• **Extract to read**
------------------------------------------------------------------------

[PATCH] dma-buf: fix and rework dma_buf_poll v3

Daniel Vetter daniel.vetter at ffwll.ch
Wed Jun 23 13:56:41 UTC 2021


On Wed, Jun 23, 2021 at 2:42 PM Christian König
<ckoenig.leichtzumerken at gmail.com> wrote:
>
> Am 23.06.21 um 13:30 schrieb Daniel Vetter:
> > On Wed, Jun 23, 2021 at 1:17 PM Christian König
> > <ckoenig.leichtzumerken at gmail.com> wrote:
> >> Am 22.06.21 um 19:02 schrieb Daniel Vetter:
> >>> On Tue, Jun 22, 2021 at 3:07 PM Christian König
> >>> <ckoenig.leichtzumerken at gmail.com> wrote:
> >>>> Crap, hit enter to early before adding a cover letter.
> >>>>
> >>>> This is the same patch as before, but as requested I'm keeping the
> >>>> exclusive fence handling as it is for now.
> >>>>
> >>>> Daniel can you double check this and/or make sure that it is tested?
> >>>>
> >>>> I only smoke tested it and the code is so complicated that I'm not sure
> >>>> I catched all side effects.
> >>> So I've thought about this some more, and we actually have docs for
> >>> how this is supposed to work:
> >>>
> >>> https://dri.freedesktop.org/docs/drm/driver-api/dma-buf.html#implicit-fence-poll-support
> >>>
> >>> Docs are pretty clear that we want both read and write for EPOLLOUT or
> >>> well both exclusive and shared fences. So I guess back to your actual
> >>> thing, but maybe we should get some acks from userspace people for it
> >>> (Michel, Pekka, Simon probably usual suspects).
> >> Ok, sounds good to me. Going to send out a patch rebased to
> >> drm-misc-fixes today.

------------------------------------------------------------------------

• **Complete the following**
1/ In the dma-buf patch thread, substitute "C. König" for "Christian König" and write out the passage that begins at the words "Daniel Vetter daniel.vetter" and stops after "a cover letter.".
2/ Write what comes next in the dma-buf patch thread, picking up after its final line.

• **Information shown**

------------------------------------------------------------------------

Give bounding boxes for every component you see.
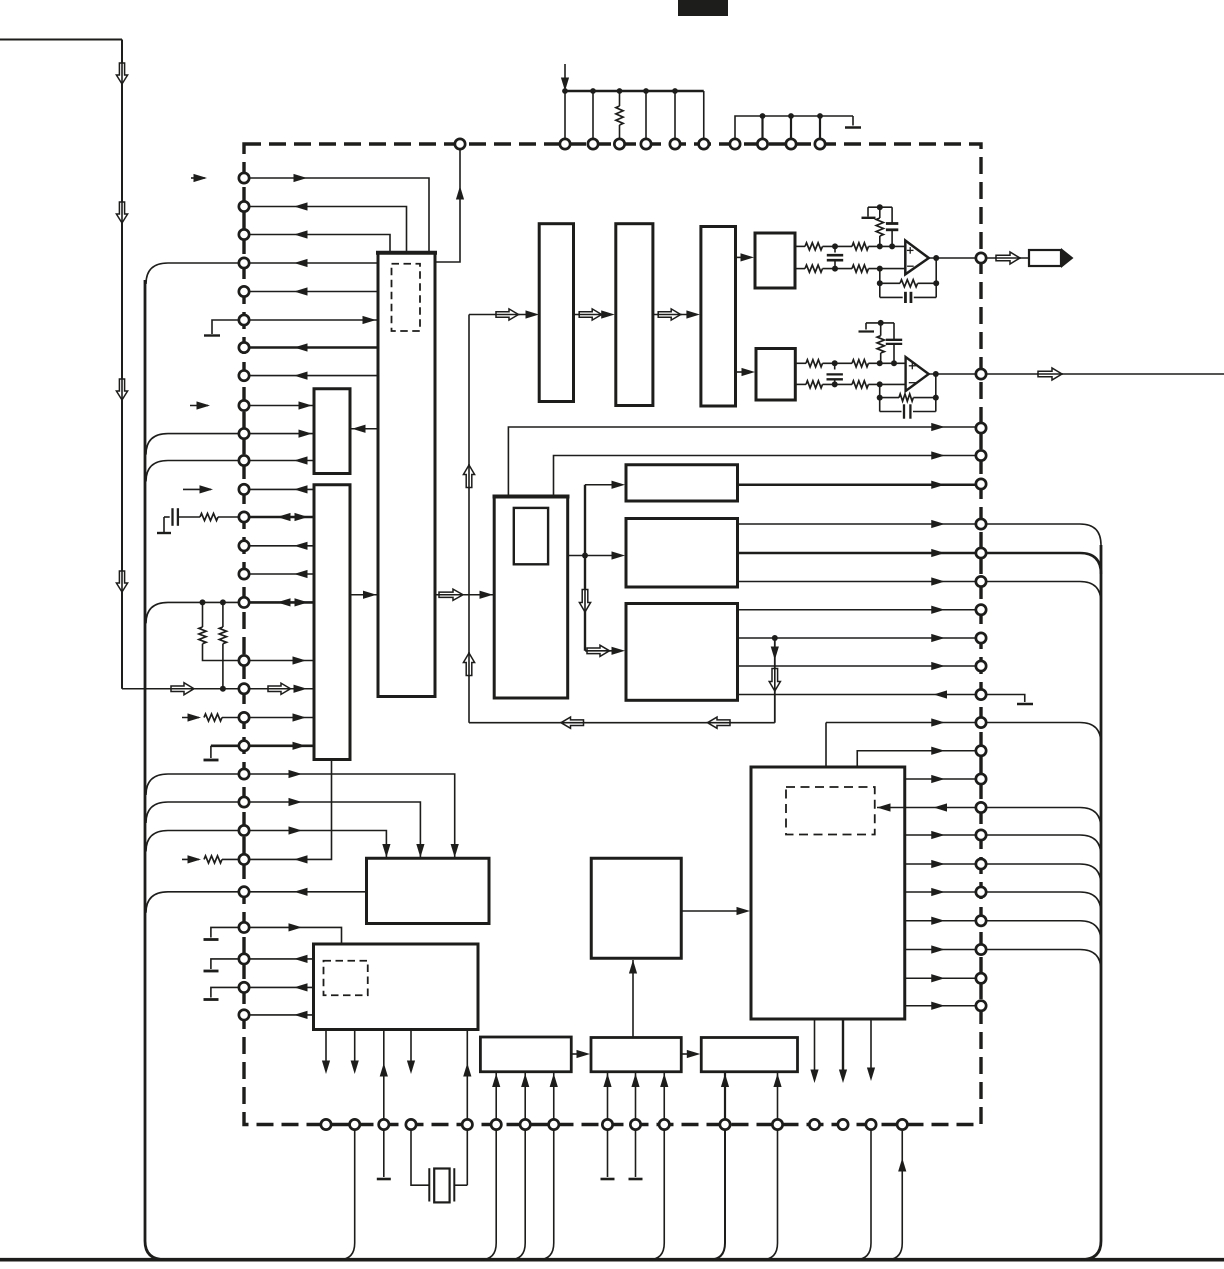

------------------------------------------------------------------------

• **Answers by task**
1/
Daniel Vetter daniel.vetter at ffwll.ch
Wed Jun 23 13:56:41 UTC 2021


On Wed, Jun 23, 2021 at 2:42 PM C. König
<ckoenig.leichtzumerken at gmail.com> wrote:
>
> Am 23.06.21 um 13:30 schrieb Daniel Vetter:
> > On Wed, Jun 23, 2021 at 1:17 PM C. König
> > <ckoenig.leichtzumerken at gmail.com> wrote:
> >> Am 22.06.21 um 19:02 schrieb Daniel Vetter:
> >>> On Tue, Jun 22, 2021 at 3:07 PM C. König
> >>> <ckoenig.leichtzumerken at gmail.com> wrote:
> >>>> Crap, hit enter to early before adding a cover letter.

2/
> >>
> >>> The other thing I brought up and I haven't seen you reply to (maybe
> >>> missed it) is whether we shouldn't just use dma_resv_get_fences(). We
> >>> need to do the refcounting anyway, and this avoids us having to
> >>> open-code this very nasty code. Finally, and imo most important, this
> >>> is what's also used in drm_gem_fence_array_add_implicit(), which many
> >>> drivers use to handle their implicit in-fences. So would be nice to
> >>> have exactly matching code between that and what dma-buf poll does for
> >>> "can I read" and "can I write".
> >>>
> >>> Thoughts?
> >> Yeah, I've seen that. Just didn't had time to answer.
> >>
> >> That goes into the same direction as my thinking that we need to
> >> centralize the RCU and synchronization handling in general.
> >>
> >> What I don't like about the approach is that dma_resv_get_fences() needs
> >> to allocate memory. For a lot of use cases including dma_buf_poll that
> >> is rather overkill.
> >>
> >> To unify the handling I think we should use the iterator I've create the
> >> prototype of. This way we only have an "for_write" parameter and the
> >> iterator in return gives you all the fences you need.
> > Yeah I think in general I agree, especially in the CS code a bunch of
> > temporary allocations aren't great. But in dma_buf_poll I don't think
> > it's a place where anyone cares. That's why I think we can just use
> > that here and forget about all the trickiness. The gem helper otoh
> > wants an iterator (without retry even, since it's holding dma-resv
> > lock).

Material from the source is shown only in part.